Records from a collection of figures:
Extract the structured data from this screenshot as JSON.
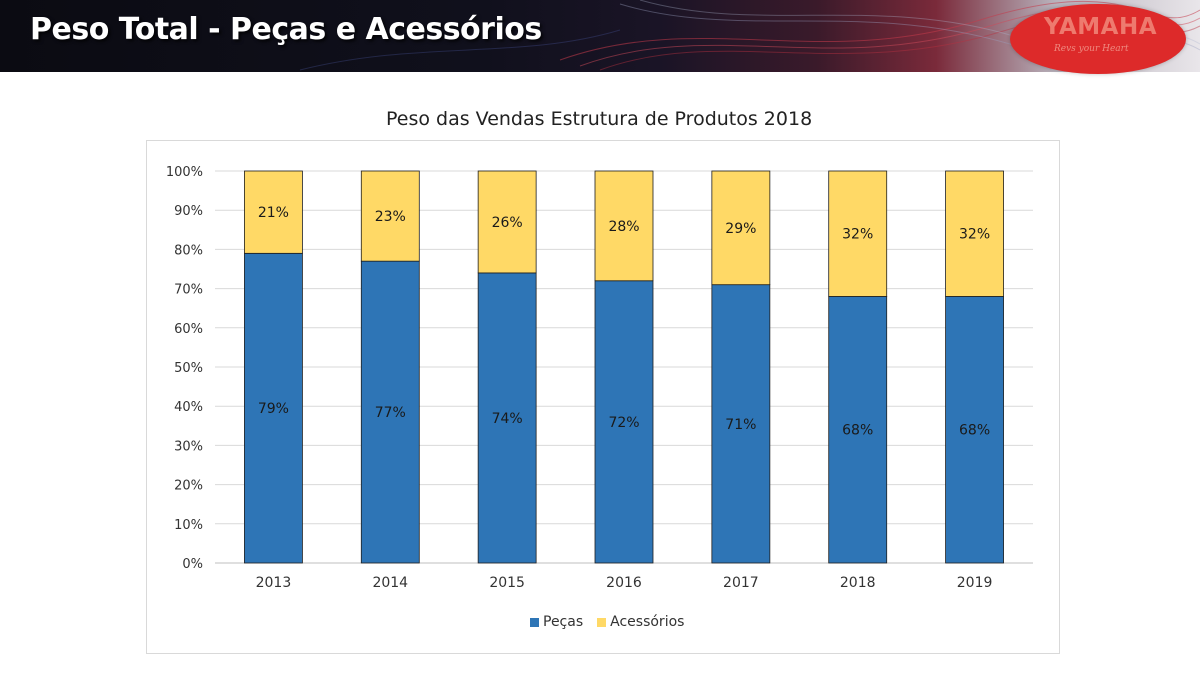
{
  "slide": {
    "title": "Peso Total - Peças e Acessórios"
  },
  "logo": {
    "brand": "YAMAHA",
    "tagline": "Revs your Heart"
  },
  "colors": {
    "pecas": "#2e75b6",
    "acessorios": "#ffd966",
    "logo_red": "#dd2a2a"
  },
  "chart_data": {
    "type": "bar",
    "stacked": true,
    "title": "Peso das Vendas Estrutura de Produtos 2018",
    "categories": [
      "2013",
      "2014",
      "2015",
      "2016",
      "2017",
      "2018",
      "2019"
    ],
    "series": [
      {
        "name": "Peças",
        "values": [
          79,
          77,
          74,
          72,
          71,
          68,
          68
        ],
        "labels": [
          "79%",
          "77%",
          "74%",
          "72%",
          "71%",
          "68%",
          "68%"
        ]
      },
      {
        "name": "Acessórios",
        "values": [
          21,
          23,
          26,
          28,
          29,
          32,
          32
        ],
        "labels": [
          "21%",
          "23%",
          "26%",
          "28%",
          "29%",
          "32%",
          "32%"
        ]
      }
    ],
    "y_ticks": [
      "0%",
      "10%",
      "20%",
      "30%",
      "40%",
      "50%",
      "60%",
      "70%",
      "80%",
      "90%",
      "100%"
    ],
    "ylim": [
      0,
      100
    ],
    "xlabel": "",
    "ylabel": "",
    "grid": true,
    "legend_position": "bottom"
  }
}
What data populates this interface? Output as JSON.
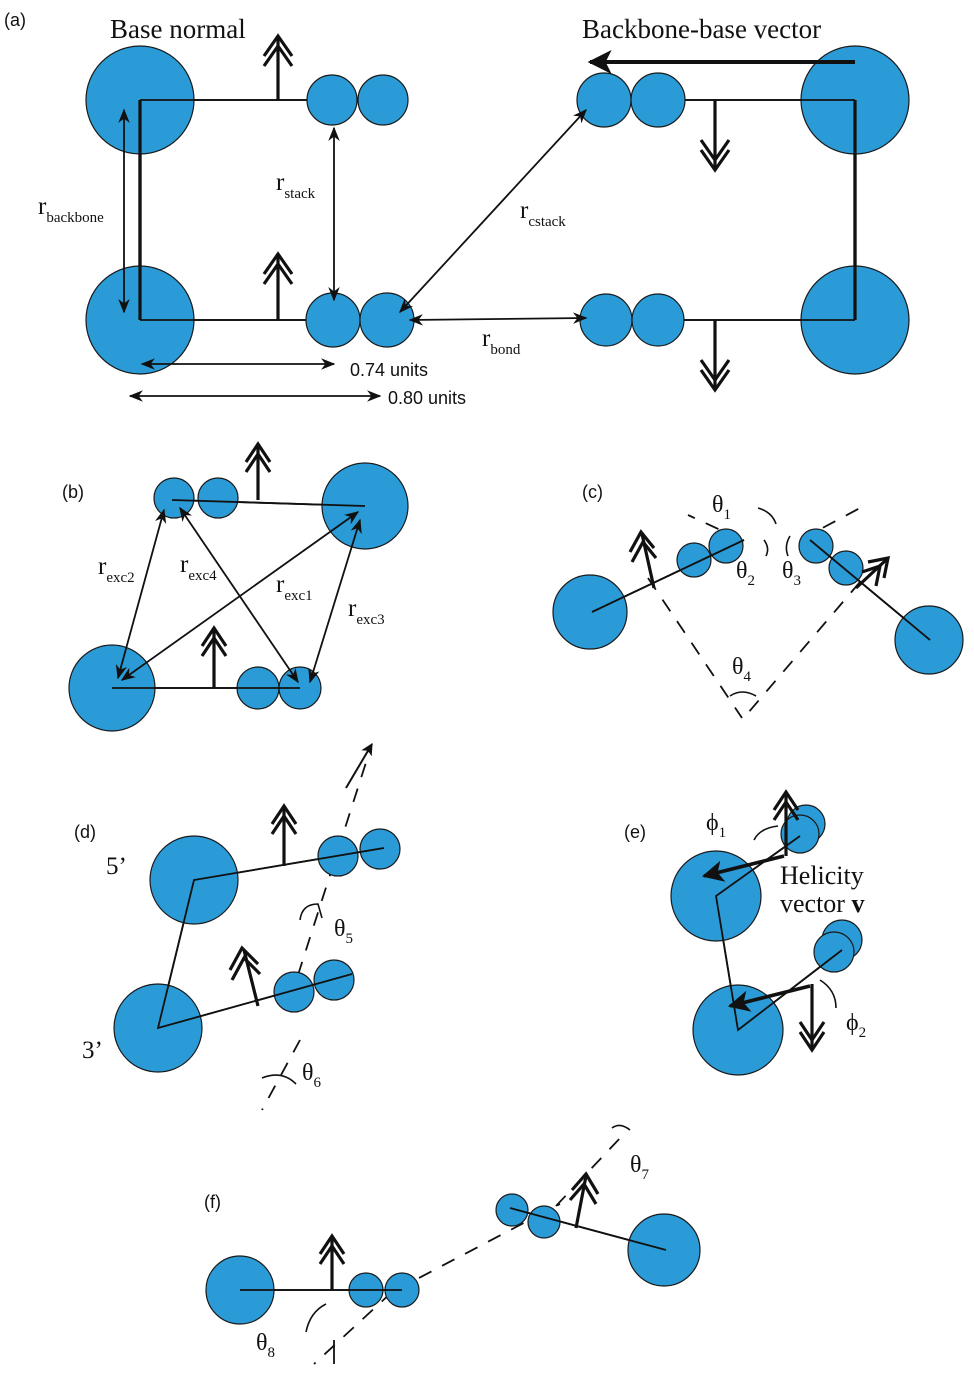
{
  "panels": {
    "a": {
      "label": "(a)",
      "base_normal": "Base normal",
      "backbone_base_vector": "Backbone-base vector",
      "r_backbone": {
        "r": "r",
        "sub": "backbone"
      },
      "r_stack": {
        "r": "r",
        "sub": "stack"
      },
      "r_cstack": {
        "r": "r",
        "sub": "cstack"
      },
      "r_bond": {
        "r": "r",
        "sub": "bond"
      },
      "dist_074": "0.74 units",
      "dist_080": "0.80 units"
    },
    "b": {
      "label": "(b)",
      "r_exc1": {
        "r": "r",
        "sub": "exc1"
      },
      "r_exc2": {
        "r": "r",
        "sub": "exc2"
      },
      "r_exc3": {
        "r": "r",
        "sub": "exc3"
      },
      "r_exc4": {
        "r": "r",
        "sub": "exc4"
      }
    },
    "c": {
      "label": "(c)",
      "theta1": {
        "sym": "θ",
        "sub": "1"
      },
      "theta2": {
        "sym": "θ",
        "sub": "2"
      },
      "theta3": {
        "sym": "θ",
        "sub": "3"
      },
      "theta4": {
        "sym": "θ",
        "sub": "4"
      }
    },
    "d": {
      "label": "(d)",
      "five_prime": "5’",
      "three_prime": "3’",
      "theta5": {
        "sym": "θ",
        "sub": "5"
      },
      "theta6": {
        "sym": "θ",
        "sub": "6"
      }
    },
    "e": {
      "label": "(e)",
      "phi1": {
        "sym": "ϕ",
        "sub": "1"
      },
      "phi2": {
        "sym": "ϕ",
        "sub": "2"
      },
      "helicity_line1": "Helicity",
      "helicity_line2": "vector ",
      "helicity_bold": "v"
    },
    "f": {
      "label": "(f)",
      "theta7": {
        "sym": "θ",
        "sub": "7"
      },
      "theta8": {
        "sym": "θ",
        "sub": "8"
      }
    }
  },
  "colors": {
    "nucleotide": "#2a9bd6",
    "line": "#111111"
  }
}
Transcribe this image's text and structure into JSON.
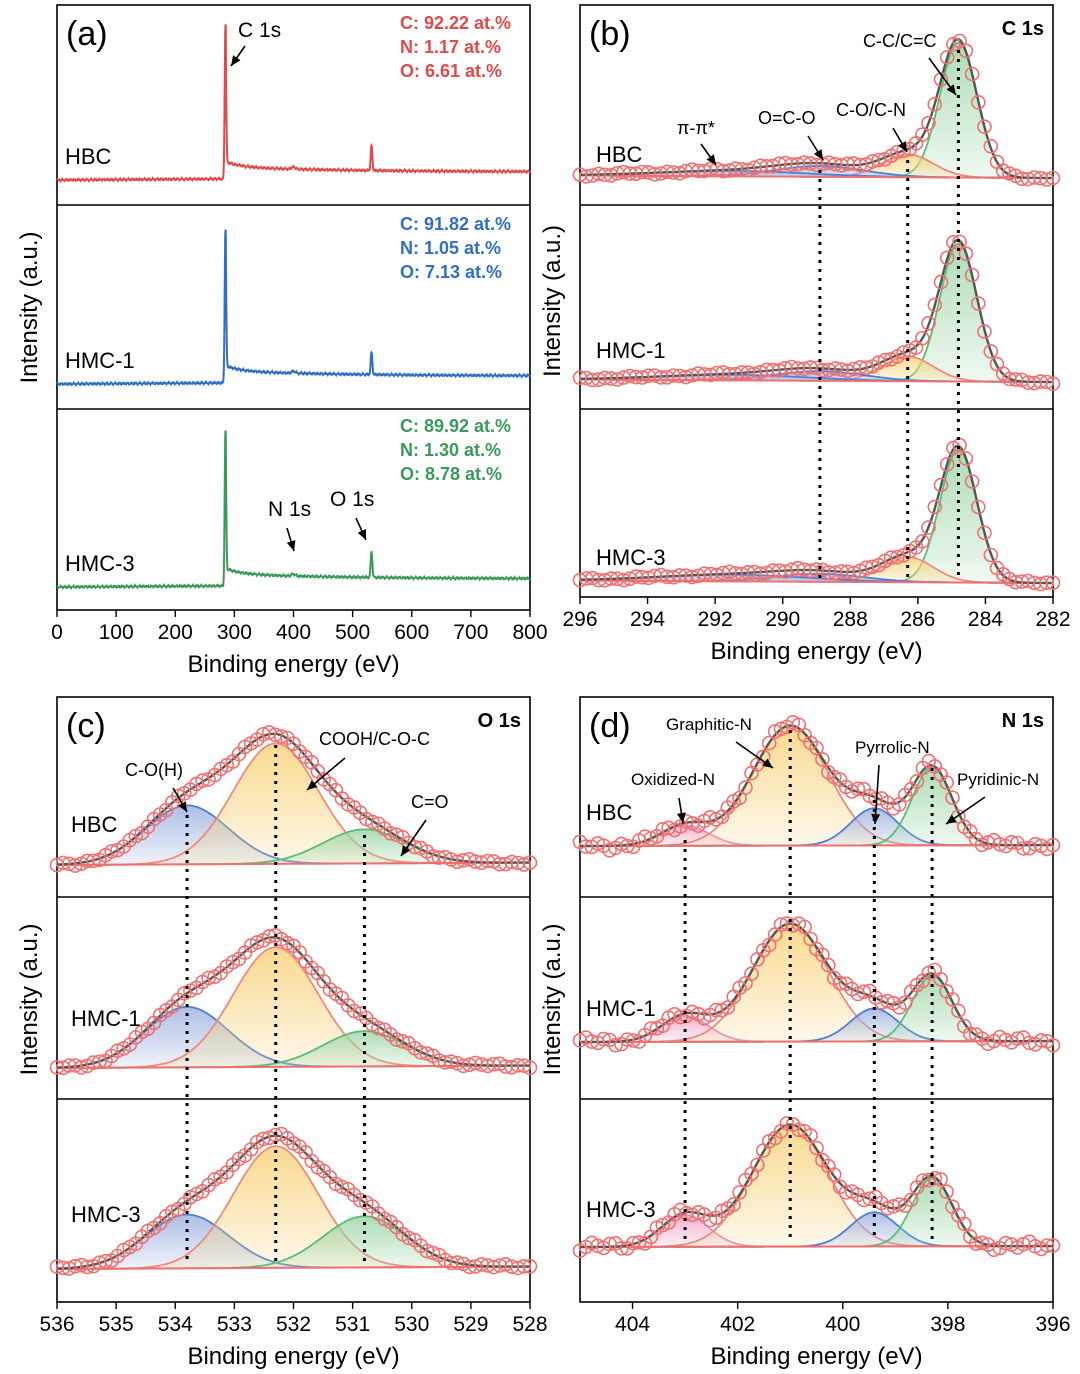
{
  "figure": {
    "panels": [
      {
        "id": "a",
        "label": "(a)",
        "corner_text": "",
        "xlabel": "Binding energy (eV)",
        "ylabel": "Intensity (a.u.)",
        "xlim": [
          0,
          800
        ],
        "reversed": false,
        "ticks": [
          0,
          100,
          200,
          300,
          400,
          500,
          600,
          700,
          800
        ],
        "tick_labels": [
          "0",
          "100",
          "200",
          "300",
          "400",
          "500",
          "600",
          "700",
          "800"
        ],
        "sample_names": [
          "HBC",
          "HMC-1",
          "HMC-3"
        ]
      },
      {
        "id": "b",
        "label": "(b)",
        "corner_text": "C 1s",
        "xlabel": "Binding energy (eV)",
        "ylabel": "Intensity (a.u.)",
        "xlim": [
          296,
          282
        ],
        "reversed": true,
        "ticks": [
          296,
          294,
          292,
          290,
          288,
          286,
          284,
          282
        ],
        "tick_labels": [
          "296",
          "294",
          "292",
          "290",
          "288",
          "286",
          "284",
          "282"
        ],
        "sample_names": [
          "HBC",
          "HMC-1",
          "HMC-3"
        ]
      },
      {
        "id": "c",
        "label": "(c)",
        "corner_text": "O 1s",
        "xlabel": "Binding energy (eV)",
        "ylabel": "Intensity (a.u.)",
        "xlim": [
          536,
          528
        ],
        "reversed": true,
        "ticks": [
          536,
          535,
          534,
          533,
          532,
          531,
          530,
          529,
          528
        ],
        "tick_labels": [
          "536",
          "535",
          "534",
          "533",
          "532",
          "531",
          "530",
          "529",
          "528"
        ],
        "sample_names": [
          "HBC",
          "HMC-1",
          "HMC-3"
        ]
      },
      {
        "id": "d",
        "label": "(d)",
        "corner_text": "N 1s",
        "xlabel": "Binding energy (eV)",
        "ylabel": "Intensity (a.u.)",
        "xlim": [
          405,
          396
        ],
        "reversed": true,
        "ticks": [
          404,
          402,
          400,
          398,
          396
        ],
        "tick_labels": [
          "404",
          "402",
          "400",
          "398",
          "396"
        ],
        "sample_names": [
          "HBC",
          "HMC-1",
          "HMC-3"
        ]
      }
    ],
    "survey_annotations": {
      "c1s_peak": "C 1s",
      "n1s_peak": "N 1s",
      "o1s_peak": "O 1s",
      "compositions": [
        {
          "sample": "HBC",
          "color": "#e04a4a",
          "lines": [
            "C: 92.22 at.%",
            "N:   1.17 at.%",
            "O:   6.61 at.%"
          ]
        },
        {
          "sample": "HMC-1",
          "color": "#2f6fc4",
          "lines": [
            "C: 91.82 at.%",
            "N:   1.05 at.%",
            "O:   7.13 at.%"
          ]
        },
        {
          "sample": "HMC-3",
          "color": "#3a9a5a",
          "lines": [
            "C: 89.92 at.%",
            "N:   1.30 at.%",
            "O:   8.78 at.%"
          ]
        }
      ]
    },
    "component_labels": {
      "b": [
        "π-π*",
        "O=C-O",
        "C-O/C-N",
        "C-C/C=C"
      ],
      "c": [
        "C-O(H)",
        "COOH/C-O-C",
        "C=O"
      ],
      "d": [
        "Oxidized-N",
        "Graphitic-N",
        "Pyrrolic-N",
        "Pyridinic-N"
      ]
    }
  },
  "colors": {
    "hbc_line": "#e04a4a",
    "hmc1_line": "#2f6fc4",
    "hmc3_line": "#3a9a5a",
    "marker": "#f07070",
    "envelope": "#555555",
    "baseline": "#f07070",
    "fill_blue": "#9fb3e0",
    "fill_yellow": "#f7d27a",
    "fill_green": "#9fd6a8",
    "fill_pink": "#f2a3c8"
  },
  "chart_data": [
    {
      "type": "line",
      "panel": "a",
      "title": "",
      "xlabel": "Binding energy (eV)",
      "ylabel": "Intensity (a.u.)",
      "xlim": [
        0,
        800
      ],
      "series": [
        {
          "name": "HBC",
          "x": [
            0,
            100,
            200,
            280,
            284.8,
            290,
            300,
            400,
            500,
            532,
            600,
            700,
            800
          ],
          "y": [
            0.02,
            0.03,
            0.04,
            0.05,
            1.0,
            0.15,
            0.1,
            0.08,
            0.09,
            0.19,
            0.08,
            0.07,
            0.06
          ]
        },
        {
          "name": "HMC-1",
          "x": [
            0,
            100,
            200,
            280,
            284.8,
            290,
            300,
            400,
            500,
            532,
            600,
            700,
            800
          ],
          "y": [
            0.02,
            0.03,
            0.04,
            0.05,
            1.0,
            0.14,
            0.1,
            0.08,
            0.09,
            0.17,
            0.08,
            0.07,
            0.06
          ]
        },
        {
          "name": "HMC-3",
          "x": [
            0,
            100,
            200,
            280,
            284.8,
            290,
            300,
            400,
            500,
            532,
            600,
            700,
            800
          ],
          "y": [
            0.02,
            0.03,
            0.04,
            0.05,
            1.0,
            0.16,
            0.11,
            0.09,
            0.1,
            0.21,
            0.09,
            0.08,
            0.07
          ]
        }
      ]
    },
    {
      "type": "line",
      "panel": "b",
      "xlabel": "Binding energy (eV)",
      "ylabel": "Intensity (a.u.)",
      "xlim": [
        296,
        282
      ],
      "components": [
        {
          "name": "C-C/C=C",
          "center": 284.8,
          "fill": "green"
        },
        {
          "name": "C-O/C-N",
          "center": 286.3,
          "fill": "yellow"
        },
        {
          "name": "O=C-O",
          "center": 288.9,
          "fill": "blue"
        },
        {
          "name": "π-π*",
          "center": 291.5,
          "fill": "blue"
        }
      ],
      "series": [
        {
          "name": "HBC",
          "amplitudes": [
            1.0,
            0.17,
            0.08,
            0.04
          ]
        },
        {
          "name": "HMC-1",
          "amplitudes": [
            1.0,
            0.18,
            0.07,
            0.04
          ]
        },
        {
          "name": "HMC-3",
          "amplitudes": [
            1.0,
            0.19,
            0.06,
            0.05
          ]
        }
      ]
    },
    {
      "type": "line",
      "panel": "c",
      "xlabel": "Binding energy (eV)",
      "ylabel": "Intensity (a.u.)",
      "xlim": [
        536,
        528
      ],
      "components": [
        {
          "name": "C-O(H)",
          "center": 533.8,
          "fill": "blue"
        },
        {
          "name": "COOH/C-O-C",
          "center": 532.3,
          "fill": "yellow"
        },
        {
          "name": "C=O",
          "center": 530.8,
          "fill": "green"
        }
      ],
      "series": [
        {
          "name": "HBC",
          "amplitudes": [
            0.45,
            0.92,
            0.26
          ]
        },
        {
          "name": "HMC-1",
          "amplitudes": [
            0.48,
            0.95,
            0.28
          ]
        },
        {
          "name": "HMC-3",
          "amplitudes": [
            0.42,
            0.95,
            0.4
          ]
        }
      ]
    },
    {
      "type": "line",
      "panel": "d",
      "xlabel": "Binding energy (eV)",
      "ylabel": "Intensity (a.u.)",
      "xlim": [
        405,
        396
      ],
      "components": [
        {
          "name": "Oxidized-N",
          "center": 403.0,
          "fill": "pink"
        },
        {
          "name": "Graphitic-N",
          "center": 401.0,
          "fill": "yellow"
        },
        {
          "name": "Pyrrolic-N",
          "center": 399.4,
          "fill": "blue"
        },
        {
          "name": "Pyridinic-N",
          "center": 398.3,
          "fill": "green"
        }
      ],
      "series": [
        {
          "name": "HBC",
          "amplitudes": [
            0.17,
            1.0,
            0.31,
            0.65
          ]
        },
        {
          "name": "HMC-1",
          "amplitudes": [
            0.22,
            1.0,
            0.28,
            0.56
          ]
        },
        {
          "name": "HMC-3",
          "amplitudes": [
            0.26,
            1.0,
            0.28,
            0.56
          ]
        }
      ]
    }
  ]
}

• [DIRECTIVE] Find each line holding "vector". Copy it out.

• [EXERCISE SOLUTION]
      "backbone_base_vector": "Backbone-base vector",
      "helicity_line2": "vector ",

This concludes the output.